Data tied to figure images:

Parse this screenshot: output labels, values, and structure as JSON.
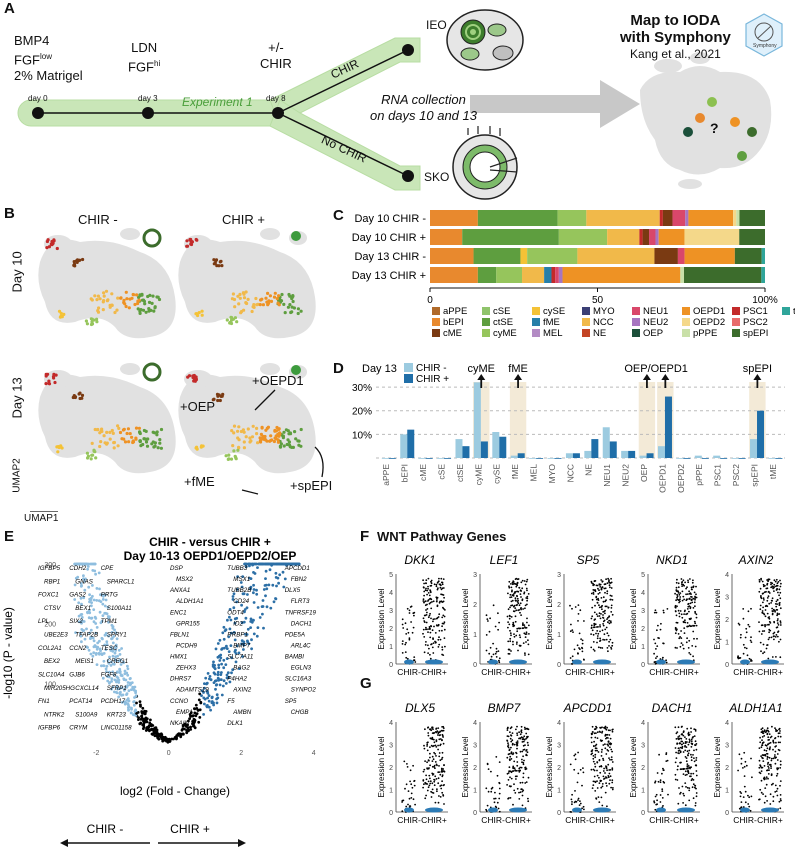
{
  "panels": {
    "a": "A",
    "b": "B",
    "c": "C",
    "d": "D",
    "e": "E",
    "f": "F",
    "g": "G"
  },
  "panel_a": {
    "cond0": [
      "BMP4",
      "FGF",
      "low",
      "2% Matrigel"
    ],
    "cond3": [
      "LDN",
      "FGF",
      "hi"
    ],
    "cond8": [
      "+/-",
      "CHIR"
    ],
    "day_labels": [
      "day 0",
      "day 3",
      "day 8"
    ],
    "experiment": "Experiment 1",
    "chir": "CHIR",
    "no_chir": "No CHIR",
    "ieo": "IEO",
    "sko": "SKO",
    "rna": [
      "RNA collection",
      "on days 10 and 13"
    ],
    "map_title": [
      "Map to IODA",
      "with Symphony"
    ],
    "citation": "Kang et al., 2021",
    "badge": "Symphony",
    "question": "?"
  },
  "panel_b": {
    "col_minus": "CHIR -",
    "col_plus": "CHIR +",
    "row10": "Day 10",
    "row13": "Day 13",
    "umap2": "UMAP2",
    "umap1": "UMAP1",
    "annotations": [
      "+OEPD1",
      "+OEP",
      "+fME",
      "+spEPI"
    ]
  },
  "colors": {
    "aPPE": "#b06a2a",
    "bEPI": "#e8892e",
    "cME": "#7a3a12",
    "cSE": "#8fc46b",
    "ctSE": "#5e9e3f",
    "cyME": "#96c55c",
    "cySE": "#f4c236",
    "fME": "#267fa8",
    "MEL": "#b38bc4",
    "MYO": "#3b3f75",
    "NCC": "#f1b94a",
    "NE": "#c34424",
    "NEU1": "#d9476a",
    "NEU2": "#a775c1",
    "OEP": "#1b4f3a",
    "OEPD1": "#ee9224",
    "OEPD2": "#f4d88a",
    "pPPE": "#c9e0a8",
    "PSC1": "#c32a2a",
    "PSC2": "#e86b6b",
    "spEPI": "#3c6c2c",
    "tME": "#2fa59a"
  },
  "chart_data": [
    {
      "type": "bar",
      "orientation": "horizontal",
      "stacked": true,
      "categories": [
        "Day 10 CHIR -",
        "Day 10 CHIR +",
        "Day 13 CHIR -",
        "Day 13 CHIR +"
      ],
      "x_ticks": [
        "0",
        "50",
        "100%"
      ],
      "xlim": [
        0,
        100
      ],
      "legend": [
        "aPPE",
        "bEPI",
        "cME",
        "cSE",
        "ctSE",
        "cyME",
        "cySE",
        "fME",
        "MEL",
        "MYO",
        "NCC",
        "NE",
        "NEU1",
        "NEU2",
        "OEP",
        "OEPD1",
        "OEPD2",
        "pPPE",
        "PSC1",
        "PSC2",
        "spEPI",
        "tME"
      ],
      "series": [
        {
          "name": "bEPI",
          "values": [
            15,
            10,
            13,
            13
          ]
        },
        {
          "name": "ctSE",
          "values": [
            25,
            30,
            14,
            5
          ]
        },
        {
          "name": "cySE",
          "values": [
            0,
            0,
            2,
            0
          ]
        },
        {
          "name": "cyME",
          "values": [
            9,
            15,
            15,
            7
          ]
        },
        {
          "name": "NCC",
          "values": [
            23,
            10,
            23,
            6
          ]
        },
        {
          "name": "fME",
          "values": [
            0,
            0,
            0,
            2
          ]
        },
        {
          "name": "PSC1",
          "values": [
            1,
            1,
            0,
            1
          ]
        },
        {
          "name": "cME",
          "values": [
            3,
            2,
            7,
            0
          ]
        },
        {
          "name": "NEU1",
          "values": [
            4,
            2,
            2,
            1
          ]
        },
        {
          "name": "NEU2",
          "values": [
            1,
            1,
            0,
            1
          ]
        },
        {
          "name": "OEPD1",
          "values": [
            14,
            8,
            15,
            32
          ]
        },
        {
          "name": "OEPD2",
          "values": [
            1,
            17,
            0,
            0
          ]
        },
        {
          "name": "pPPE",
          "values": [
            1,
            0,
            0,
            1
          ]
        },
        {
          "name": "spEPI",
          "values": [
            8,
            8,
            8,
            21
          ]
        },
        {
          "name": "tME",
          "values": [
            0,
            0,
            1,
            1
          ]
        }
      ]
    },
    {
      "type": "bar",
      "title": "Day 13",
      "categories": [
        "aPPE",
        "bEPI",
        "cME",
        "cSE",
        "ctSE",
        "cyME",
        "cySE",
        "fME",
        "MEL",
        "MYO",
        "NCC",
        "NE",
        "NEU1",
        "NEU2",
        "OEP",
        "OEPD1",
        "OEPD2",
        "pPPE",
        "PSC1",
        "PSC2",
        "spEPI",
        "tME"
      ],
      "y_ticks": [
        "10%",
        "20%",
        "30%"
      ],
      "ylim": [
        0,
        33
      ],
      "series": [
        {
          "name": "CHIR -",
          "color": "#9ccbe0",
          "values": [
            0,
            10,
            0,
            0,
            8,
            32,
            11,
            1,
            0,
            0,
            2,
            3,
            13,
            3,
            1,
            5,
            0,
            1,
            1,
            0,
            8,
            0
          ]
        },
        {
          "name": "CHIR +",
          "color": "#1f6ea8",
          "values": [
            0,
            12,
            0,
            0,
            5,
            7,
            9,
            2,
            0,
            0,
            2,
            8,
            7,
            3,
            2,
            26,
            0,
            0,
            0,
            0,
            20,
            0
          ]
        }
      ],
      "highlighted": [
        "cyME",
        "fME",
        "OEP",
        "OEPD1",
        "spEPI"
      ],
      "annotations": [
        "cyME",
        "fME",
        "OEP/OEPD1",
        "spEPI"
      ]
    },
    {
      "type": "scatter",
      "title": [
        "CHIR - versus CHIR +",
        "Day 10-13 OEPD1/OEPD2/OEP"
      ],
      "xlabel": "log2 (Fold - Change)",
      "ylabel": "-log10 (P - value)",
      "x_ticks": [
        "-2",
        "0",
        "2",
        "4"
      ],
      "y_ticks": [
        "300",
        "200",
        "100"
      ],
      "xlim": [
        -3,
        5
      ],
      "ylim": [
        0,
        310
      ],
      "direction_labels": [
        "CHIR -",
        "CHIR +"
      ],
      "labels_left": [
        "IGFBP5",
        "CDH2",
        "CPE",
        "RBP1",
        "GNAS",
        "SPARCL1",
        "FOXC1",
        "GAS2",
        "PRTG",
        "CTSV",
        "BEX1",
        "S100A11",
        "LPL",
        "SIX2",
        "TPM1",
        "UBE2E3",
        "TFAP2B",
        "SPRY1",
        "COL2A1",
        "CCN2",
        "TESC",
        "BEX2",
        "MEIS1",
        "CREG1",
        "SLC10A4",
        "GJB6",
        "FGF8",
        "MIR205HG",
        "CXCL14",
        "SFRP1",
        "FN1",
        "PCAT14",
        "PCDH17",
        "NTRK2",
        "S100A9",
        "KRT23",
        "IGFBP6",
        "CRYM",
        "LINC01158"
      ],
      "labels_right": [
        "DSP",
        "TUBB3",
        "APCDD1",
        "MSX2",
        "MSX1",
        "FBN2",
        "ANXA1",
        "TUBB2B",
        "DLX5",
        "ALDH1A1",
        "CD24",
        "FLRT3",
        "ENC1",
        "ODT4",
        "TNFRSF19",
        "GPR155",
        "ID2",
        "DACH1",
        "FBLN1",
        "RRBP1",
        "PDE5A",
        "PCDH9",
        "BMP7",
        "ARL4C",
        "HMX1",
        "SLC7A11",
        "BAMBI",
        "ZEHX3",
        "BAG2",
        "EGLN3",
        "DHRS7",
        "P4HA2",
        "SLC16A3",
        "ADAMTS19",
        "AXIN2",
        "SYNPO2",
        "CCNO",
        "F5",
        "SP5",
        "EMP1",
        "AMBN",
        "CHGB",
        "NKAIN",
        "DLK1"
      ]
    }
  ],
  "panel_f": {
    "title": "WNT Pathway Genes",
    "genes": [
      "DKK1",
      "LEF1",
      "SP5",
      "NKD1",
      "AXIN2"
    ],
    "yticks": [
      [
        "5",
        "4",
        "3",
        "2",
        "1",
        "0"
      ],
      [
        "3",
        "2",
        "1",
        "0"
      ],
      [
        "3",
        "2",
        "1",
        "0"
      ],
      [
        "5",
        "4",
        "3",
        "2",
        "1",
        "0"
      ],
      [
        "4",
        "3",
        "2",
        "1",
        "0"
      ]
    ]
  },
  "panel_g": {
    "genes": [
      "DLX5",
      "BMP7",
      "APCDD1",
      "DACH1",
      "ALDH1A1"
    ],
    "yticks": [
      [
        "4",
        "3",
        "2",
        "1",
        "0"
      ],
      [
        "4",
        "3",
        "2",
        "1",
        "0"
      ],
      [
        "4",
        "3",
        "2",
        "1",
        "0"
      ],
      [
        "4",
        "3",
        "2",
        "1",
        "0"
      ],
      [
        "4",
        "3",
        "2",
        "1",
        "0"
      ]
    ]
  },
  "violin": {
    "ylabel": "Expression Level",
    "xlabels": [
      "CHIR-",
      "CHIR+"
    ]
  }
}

---

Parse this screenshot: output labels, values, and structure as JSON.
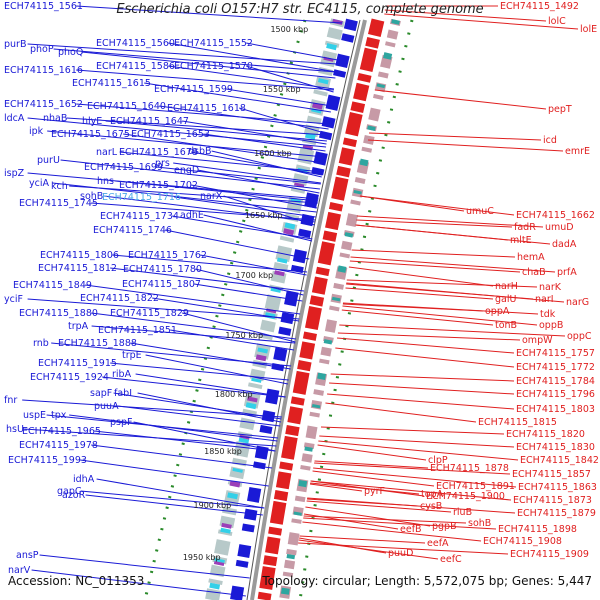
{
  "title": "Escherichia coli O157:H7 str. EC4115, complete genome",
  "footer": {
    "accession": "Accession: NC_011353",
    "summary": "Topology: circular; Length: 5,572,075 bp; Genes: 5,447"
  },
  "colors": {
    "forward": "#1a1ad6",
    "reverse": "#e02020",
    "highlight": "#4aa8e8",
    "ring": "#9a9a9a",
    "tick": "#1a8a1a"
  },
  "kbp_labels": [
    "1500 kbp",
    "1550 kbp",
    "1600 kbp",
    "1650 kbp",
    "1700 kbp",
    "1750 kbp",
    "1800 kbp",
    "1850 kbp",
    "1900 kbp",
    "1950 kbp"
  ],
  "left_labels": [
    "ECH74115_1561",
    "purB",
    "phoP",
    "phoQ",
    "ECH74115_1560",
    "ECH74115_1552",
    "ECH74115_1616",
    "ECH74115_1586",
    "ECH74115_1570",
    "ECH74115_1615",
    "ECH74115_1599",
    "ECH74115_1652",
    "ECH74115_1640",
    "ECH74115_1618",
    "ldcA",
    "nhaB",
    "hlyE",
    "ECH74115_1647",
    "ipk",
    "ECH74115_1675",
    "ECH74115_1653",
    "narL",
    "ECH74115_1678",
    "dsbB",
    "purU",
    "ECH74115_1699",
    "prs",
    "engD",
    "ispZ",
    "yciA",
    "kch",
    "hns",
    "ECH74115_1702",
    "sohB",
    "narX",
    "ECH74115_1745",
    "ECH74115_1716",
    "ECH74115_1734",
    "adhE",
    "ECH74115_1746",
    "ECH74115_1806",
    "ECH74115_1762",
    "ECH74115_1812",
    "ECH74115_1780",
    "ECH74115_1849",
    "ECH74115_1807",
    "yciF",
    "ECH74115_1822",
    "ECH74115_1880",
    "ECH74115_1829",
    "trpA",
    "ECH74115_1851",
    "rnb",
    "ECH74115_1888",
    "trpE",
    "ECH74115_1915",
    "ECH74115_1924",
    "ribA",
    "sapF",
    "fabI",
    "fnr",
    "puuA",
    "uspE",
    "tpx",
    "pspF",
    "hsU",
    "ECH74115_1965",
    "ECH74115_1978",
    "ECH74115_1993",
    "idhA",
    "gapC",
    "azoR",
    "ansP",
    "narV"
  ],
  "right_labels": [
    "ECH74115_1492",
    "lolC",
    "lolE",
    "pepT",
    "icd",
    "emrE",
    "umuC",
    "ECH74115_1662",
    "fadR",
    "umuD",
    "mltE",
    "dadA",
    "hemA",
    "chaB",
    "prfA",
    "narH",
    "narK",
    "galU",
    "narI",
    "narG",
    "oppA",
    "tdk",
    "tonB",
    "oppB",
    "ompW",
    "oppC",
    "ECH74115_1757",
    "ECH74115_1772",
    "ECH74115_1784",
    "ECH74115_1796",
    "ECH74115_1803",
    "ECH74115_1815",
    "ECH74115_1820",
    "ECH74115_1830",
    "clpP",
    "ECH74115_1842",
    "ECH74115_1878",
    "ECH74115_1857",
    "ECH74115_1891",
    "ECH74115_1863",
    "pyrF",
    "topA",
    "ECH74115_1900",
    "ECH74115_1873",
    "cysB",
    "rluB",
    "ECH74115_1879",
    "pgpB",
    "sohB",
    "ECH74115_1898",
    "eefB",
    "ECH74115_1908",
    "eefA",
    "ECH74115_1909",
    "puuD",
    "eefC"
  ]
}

--

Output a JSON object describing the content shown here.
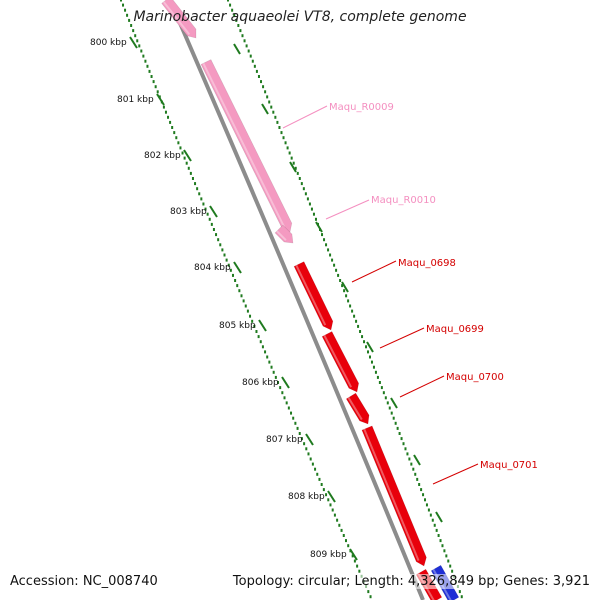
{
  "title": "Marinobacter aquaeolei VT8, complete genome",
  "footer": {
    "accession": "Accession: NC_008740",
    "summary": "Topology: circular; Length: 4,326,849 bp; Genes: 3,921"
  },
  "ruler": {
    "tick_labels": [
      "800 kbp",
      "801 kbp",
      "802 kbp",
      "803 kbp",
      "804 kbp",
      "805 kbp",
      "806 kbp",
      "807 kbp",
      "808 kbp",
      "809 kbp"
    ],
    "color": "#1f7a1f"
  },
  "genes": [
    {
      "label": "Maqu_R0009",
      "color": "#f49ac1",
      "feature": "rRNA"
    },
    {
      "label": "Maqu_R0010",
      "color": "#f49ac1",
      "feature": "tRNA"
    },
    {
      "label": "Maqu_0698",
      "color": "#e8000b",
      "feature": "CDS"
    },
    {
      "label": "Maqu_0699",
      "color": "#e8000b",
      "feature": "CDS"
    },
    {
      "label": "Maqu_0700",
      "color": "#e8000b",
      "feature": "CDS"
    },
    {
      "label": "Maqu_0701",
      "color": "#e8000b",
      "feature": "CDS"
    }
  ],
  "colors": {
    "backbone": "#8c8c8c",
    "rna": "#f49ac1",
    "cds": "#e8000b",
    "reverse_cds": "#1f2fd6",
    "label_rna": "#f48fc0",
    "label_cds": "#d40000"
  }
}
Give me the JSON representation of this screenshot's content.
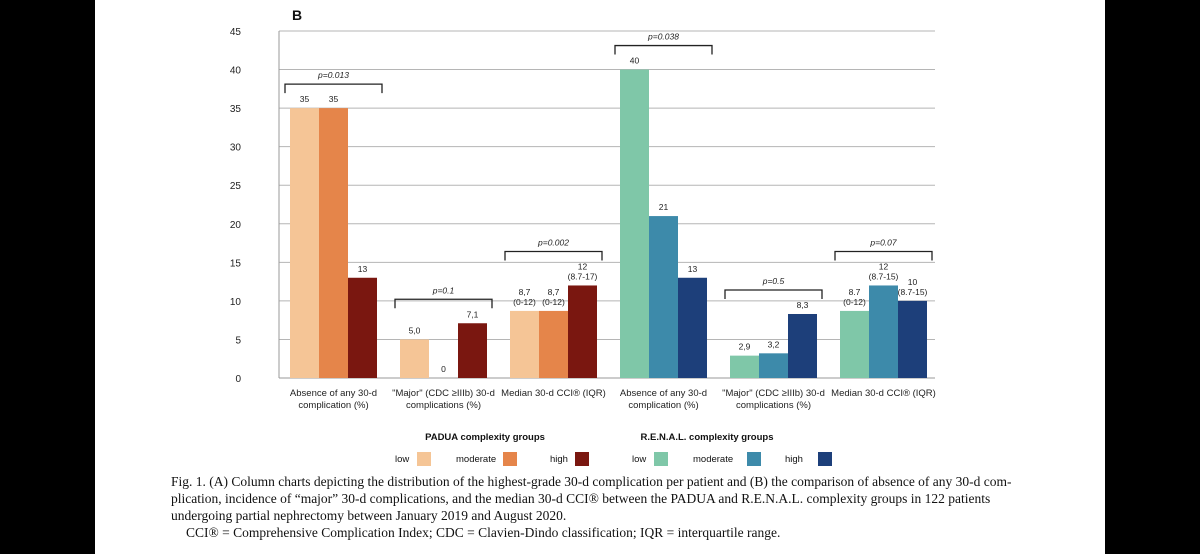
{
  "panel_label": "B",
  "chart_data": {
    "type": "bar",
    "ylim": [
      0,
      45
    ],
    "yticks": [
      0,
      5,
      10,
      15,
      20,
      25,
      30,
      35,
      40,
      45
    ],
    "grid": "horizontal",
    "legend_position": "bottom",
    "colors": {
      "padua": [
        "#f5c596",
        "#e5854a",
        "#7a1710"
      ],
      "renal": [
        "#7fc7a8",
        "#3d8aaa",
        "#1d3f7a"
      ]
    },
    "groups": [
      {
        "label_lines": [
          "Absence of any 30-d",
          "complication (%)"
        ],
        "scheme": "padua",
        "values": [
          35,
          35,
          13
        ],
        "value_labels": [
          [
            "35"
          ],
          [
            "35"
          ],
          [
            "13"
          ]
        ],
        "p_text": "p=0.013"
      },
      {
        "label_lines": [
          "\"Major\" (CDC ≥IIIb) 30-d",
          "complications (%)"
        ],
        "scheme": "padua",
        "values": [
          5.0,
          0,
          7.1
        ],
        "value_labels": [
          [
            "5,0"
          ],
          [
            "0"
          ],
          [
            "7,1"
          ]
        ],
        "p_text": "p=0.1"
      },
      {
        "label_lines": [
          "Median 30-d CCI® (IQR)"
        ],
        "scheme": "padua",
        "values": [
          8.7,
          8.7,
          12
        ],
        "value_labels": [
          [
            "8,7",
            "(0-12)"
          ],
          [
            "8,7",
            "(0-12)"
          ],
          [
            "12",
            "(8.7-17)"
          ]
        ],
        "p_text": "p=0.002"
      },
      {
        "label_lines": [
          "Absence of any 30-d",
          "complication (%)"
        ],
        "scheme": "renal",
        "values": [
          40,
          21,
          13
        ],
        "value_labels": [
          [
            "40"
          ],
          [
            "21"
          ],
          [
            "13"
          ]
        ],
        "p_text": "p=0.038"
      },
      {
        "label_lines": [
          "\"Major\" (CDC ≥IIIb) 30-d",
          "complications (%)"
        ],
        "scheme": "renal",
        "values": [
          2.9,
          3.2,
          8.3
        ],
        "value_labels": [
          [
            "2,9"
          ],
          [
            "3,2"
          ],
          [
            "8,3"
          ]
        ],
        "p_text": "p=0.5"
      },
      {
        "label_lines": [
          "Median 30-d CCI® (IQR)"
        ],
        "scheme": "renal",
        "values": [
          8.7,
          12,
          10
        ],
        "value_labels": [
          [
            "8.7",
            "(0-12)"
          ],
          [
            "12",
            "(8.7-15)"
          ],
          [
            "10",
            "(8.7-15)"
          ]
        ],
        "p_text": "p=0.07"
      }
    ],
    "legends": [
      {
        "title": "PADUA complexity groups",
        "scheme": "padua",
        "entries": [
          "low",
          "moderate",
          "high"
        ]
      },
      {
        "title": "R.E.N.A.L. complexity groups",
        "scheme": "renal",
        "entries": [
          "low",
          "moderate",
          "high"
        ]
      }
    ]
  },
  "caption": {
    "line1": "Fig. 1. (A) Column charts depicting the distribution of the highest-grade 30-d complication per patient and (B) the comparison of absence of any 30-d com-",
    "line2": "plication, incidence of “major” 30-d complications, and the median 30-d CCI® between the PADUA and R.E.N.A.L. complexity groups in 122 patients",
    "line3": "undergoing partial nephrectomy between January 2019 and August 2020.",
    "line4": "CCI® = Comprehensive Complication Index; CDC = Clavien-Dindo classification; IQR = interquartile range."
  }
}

#### [Your instructions]
Which lines of the records above hold the word "type"? Copy each of them.

#### [Reply to the exercise]
      "type": "bar",
      "type": "bar",
      "type": "scatter",
    "type": "bar",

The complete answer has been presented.